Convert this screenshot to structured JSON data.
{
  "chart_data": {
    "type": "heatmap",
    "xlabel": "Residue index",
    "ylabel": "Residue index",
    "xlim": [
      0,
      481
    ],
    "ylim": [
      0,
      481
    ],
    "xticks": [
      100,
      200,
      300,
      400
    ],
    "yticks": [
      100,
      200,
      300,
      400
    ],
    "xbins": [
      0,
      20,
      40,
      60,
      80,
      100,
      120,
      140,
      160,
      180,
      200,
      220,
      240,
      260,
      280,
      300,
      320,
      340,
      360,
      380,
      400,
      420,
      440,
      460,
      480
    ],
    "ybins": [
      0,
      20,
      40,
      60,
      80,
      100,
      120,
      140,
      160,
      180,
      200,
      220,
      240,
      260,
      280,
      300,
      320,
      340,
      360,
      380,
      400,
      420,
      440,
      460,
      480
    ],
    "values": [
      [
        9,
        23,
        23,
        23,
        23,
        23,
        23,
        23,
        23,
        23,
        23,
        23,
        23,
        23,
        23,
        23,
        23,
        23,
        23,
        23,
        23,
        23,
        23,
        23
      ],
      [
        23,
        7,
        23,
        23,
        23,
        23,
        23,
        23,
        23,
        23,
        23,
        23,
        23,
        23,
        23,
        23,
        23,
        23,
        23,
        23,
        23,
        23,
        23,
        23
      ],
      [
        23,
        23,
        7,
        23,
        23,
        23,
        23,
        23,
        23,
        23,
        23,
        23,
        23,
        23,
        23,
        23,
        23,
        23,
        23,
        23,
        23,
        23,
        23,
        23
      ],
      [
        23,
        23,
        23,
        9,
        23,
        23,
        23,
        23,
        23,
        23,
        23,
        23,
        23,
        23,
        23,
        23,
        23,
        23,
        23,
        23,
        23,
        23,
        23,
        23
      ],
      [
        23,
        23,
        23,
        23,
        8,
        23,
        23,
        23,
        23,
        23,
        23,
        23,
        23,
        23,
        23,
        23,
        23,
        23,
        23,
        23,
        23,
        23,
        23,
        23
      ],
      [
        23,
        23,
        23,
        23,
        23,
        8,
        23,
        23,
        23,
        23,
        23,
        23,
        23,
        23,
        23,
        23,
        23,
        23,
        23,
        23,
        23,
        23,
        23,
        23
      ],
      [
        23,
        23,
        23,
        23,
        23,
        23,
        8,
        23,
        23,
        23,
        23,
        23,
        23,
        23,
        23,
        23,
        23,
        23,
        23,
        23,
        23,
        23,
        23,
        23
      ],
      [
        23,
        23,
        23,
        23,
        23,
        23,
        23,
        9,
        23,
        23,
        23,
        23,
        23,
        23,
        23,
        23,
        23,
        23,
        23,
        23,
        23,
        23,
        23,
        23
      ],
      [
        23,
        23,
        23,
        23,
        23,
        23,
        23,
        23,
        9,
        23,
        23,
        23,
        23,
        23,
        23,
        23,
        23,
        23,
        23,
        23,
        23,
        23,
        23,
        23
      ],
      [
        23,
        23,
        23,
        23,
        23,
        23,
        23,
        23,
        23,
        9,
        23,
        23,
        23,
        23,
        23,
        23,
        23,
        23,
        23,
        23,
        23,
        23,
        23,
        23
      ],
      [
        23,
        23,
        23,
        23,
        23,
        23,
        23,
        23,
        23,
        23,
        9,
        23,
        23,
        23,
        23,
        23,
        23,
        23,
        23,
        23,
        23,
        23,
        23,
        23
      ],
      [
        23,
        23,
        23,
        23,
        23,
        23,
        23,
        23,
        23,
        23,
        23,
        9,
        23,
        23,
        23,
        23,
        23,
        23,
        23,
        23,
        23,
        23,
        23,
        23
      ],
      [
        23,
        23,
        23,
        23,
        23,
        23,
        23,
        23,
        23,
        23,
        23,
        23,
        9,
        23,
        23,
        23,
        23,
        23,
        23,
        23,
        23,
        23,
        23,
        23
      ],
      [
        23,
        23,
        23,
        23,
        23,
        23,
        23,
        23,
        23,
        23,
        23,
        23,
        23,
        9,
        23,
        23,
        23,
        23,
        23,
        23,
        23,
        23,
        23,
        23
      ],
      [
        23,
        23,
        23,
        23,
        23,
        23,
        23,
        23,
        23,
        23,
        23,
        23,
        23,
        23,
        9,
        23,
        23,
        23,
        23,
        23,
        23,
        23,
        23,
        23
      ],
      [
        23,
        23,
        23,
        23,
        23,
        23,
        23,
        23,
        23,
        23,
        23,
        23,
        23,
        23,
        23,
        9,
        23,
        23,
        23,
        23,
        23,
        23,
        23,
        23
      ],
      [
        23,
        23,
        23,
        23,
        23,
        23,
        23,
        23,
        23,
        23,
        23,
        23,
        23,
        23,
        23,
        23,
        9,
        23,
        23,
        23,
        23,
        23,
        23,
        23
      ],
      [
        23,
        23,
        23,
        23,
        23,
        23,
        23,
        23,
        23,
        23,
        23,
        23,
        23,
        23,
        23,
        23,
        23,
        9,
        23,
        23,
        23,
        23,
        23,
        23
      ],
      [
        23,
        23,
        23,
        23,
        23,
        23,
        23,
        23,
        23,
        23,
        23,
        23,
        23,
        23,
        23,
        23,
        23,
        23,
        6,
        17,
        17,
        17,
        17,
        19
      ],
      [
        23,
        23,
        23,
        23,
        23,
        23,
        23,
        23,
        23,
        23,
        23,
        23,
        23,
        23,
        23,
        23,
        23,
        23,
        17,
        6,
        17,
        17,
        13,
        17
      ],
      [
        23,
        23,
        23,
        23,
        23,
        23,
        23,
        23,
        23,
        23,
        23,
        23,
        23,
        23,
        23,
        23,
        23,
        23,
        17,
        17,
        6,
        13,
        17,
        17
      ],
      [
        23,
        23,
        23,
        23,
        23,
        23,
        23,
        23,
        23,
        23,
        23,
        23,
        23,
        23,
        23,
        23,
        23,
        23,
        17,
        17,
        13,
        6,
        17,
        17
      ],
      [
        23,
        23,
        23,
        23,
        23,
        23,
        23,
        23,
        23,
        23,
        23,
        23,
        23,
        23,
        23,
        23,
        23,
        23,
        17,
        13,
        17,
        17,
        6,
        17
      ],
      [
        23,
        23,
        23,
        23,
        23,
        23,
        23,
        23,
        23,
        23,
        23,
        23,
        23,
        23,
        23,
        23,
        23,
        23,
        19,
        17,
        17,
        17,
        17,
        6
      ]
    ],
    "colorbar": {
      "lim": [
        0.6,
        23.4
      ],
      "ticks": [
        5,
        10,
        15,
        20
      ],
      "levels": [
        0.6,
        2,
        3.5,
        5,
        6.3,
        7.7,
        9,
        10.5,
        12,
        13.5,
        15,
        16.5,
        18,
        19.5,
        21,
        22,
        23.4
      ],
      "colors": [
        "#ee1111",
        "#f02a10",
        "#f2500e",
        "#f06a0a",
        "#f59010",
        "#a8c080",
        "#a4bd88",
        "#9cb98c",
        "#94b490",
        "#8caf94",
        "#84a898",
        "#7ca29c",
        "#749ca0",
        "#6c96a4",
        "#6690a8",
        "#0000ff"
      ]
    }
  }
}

# SET EXERCISE
The word "Residue" appears in how many lines of the records? Give the number only.

# REPLY TO THE TASK
2